------ RECORDS FOR THE TASK

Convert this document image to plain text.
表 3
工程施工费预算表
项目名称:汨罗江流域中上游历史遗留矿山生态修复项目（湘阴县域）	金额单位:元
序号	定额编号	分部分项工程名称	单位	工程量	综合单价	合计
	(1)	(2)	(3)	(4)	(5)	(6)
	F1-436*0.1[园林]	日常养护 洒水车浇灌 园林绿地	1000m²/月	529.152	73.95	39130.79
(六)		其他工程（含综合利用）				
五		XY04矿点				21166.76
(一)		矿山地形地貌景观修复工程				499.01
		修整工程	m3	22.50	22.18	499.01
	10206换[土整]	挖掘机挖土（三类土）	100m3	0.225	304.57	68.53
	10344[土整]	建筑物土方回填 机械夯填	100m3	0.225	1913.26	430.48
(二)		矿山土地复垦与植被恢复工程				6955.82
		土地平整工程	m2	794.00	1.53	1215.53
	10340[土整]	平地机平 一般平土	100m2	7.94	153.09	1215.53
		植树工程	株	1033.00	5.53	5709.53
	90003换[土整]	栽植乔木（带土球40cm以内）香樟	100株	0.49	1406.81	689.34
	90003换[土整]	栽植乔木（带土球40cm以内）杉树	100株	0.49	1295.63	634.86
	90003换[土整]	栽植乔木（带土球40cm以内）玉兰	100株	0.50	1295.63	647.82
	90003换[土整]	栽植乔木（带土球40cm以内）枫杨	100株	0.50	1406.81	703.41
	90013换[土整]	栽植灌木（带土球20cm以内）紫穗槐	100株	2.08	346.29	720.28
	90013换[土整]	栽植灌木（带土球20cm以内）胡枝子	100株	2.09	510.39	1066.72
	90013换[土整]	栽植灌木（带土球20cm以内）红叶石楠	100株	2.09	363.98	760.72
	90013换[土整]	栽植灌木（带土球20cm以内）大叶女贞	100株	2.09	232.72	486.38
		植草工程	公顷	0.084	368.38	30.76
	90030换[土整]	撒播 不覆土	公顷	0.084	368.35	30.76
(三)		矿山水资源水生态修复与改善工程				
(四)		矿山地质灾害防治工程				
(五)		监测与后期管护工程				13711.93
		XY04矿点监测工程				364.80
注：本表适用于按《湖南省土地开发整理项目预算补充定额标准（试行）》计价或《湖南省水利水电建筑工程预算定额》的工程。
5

------------

Your task is to return the full listing exactly as it was given.

» **SOLUTION FOR THIS TASK**:
Convert this document image to plain text.
表 3
工程施工费预算表
项目名称:汨罗江流域中上游历史遗留矿山生态修复项目（湘阴县域）	金额单位:元
序号	定额编号	分部分项工程名称	单位	工程量	综合单价	合计
	(1)	(2)	(3)	(4)	(5)	(6)
	F1-436*0.1[园林]	日常养护 洒水车浇灌 园林绿地	1000m²/月	529.152	73.95	39130.79
(六)		其他工程（含综合利用）				
五		XY04矿点				21166.76
(一)		矿山地形地貌景观修复工程				499.01
		修整工程	m3	22.50	22.18	499.01
	10206换[土整]	挖掘机挖土（三类土）	100m3	0.225	304.57	68.53
	10344[土整]	建筑物土方回填 机械夯填	100m3	0.225	1913.26	430.48
(二)		矿山土地复垦与植被恢复工程				6955.82
		土地平整工程	m2	794.00	1.53	1215.53
	10340[土整]	平地机平 一般平土	100m2	7.94	153.09	1215.53
		植树工程	株	1033.00	5.53	5709.53
	90003换[土整]	栽植乔木（带土球40cm以内）香樟	100株	0.49	1406.81	689.34
	90003换[土整]	栽植乔木（带土球40cm以内）杉树	100株	0.49	1295.63	634.86
	90003换[土整]	栽植乔木（带土球40cm以内）玉兰	100株	0.50	1295.63	647.82
	90003换[土整]	栽植乔木（带土球40cm以内）枫杨	100株	0.50	1406.81	703.41
	90013换[土整]	栽植灌木（带土球20cm以内）紫穗槐	100株	2.08	346.29	720.28
	90013换[土整]	栽植灌木（带土球20cm以内）胡枝子	100株	2.09	510.39	1066.72
	90013换[土整]	栽植灌木（带土球20cm以内）红叶石楠	100株	2.09	363.98	760.72
	90013换[土整]	栽植灌木（带土球20cm以内）大叶女贞	100株	2.09	232.72	486.38
		植草工程	公顷	0.084	368.38	30.76
	90030换[土整]	撒播 不覆土	公顷	0.084	368.35	30.76
(三)		矿山水资源水生态修复与改善工程				
(四)		矿山地质灾害防治工程				
(五)		监测与后期管护工程				13711.93
		XY04矿点监测工程				364.80
注：本表适用于按《湖南省土地开发整理项目预算补充定额标准（试行）》计价或《湖南省水利水电建筑工程预算定额》的工程。
5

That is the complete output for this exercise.